What you are asked to do:
Report the number of lines that include "understanding", with no additional text.

Data shown:

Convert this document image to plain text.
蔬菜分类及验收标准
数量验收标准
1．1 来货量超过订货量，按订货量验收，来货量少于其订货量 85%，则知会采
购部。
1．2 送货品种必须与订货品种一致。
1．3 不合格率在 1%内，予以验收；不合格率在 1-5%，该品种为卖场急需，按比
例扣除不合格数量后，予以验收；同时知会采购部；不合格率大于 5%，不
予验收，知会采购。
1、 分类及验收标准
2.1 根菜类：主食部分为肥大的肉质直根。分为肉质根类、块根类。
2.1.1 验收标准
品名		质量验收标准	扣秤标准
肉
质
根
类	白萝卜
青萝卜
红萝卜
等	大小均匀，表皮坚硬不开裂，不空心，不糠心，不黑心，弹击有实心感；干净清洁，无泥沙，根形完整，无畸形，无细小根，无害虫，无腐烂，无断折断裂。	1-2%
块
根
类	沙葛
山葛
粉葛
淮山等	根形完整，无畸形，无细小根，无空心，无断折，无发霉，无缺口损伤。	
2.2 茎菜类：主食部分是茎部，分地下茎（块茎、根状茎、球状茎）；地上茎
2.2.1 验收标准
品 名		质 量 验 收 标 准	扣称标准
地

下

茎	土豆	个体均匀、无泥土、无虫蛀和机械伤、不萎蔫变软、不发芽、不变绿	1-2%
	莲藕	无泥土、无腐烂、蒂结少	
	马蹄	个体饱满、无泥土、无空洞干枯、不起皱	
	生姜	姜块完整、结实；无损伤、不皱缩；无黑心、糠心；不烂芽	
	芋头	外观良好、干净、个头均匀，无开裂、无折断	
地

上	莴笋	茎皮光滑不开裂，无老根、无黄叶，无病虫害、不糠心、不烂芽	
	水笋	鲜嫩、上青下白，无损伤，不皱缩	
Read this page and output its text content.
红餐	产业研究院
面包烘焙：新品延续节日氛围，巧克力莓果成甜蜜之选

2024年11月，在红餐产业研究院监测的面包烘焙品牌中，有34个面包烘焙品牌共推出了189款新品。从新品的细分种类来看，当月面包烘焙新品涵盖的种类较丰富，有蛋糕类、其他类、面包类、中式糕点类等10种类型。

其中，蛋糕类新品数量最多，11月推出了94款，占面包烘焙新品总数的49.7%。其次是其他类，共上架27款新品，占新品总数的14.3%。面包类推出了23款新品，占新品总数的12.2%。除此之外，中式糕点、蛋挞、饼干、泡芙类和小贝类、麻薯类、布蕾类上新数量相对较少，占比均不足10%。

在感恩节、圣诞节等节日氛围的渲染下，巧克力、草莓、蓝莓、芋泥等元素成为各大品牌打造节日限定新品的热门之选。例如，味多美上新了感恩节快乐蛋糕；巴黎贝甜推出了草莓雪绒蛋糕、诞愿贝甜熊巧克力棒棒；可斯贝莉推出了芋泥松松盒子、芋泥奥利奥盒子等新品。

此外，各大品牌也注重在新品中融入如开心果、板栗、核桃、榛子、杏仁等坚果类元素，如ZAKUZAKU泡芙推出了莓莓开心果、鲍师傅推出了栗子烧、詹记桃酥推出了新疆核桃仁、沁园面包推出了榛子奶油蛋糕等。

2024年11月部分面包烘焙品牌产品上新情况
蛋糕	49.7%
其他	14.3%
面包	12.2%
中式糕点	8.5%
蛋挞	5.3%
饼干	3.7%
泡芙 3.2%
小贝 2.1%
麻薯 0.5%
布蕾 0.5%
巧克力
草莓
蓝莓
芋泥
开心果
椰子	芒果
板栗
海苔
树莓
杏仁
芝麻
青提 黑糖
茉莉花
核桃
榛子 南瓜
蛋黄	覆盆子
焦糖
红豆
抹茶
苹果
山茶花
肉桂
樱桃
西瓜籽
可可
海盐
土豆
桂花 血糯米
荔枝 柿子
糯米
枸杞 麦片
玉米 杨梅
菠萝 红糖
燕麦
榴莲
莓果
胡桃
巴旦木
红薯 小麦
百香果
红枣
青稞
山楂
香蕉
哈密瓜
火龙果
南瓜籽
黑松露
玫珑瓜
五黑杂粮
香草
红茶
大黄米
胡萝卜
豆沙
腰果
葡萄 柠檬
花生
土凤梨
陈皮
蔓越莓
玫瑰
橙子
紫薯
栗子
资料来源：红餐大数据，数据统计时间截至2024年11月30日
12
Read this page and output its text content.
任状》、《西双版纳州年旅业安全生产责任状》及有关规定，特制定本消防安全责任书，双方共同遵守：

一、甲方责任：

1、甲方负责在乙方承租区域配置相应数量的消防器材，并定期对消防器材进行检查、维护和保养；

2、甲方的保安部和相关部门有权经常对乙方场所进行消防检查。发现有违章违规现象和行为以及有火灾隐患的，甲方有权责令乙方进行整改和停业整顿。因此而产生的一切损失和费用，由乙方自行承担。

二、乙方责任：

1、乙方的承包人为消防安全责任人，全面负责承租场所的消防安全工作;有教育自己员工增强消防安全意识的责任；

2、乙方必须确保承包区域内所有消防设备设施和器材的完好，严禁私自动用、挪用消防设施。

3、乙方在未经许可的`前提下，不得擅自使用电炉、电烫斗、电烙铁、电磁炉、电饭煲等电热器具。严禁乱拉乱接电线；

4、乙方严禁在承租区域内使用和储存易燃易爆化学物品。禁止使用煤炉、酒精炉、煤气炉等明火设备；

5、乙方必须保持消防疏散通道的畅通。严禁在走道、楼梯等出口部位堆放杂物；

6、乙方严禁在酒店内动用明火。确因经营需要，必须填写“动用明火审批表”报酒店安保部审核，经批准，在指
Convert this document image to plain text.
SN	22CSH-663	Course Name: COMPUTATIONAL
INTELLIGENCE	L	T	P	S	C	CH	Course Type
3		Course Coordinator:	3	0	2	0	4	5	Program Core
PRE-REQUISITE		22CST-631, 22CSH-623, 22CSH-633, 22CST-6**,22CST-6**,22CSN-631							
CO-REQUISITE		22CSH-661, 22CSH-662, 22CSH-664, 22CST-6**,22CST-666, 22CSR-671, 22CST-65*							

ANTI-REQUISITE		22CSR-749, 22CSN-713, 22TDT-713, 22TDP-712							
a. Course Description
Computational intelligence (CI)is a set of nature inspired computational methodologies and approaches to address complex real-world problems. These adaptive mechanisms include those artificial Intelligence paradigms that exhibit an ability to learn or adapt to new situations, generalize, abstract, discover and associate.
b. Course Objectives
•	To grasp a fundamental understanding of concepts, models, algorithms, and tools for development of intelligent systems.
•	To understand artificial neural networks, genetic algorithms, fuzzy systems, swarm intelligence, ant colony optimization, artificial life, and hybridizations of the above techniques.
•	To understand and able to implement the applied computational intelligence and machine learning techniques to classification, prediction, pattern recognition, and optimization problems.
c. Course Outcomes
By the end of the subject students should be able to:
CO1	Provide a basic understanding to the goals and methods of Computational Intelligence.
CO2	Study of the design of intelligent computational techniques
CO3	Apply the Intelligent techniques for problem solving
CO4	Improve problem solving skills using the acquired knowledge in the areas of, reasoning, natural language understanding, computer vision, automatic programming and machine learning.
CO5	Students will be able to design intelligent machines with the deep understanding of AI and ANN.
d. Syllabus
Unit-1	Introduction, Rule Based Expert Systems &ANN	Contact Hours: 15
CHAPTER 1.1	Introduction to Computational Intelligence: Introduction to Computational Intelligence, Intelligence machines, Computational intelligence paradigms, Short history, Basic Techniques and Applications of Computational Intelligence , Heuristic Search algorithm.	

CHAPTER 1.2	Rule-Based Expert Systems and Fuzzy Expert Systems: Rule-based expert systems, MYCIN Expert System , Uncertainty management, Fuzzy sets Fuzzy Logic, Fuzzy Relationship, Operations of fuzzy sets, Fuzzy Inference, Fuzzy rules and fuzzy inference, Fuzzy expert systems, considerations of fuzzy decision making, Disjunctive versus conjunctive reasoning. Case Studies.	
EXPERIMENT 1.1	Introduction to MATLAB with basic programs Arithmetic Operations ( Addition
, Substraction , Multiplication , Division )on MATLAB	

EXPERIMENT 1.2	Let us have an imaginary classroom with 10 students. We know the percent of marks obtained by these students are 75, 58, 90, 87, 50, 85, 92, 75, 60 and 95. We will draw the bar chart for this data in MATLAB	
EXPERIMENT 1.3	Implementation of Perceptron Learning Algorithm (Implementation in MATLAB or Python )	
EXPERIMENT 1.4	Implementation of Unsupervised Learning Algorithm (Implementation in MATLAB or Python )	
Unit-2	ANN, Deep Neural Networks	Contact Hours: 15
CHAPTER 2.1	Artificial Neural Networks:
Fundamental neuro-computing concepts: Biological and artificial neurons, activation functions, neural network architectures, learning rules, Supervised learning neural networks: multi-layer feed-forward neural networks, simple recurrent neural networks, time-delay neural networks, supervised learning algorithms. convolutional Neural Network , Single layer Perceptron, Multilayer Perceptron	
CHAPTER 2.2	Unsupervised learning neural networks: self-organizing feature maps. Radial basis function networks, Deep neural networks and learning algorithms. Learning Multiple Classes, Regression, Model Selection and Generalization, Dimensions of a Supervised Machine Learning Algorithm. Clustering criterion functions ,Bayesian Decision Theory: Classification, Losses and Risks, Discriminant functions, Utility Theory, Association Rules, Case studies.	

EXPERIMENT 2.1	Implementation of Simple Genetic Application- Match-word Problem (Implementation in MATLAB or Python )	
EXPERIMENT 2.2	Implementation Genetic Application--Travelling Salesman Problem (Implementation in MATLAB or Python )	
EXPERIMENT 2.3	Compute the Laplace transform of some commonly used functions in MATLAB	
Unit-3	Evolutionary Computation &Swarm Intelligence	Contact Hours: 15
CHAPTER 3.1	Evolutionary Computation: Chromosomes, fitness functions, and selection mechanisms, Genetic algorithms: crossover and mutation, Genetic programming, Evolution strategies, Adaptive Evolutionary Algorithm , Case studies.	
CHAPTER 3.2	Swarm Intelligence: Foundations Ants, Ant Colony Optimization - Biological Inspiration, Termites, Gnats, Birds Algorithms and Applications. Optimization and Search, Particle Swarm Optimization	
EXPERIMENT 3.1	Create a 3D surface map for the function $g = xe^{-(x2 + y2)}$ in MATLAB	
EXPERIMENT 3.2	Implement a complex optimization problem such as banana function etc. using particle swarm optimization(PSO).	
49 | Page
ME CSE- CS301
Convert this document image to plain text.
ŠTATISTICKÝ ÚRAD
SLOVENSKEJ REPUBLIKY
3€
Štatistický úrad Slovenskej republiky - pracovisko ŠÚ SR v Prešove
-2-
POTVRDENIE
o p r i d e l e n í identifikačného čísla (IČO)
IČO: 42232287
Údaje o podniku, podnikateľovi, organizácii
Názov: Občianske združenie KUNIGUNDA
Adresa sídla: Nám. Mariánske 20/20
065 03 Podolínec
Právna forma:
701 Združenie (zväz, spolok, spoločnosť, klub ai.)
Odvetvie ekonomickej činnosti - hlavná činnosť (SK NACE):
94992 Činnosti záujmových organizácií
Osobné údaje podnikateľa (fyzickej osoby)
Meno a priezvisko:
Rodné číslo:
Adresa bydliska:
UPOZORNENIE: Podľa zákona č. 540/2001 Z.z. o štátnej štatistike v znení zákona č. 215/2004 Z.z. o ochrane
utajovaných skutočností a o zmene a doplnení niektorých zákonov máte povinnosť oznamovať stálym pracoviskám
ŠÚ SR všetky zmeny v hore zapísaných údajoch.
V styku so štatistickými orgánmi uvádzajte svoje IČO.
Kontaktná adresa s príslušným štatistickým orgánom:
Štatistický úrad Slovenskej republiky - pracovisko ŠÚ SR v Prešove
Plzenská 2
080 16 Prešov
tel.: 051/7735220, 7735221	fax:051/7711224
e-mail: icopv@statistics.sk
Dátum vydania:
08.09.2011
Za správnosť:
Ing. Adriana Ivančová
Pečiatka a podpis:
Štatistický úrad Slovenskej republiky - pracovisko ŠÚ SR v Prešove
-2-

Solution for this task:
4